Set task: Restate the whole listing exactly.

━━━━━ Data for this task ━━━━━

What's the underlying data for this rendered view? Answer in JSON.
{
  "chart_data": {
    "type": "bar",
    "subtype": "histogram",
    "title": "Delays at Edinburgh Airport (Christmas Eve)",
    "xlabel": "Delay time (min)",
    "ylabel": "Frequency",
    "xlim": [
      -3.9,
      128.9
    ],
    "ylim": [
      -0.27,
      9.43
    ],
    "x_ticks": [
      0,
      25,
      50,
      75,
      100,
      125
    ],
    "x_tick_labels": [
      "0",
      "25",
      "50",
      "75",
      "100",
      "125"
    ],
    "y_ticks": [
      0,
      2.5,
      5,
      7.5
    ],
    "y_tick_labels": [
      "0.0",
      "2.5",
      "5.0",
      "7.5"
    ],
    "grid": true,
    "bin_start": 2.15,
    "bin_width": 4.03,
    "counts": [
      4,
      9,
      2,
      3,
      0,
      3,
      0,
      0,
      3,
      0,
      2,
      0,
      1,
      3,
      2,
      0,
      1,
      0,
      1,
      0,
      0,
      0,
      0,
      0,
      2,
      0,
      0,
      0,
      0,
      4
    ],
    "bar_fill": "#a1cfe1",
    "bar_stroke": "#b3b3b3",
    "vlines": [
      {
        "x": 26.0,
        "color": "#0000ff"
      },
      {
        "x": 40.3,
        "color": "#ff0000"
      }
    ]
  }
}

━━━━━

Full answer:
What's the underlying data for this rendered view? Answer in JSON.
{
  "chart_data": {
    "type": "bar",
    "subtype": "histogram",
    "title": "Delays at Edinburgh Airport (Christmas Eve)",
    "xlabel": "Delay time (min)",
    "ylabel": "Frequency",
    "xlim": [
      -3.9,
      128.9
    ],
    "ylim": [
      -0.27,
      9.43
    ],
    "x_ticks": [
      0,
      25,
      50,
      75,
      100,
      125
    ],
    "x_tick_labels": [
      "0",
      "25",
      "50",
      "75",
      "100",
      "125"
    ],
    "y_ticks": [
      0,
      2.5,
      5,
      7.5
    ],
    "y_tick_labels": [
      "0.0",
      "2.5",
      "5.0",
      "7.5"
    ],
    "grid": true,
    "bin_start": 2.15,
    "bin_width": 4.03,
    "counts": [
      4,
      9,
      2,
      3,
      0,
      3,
      0,
      0,
      3,
      0,
      2,
      0,
      1,
      3,
      2,
      0,
      1,
      0,
      1,
      0,
      0,
      0,
      0,
      0,
      2,
      0,
      0,
      0,
      0,
      4
    ],
    "bar_fill": "#a1cfe1",
    "bar_stroke": "#b3b3b3",
    "vlines": [
      {
        "x": 26.0,
        "color": "#0000ff"
      },
      {
        "x": 40.3,
        "color": "#ff0000"
      }
    ]
  }
}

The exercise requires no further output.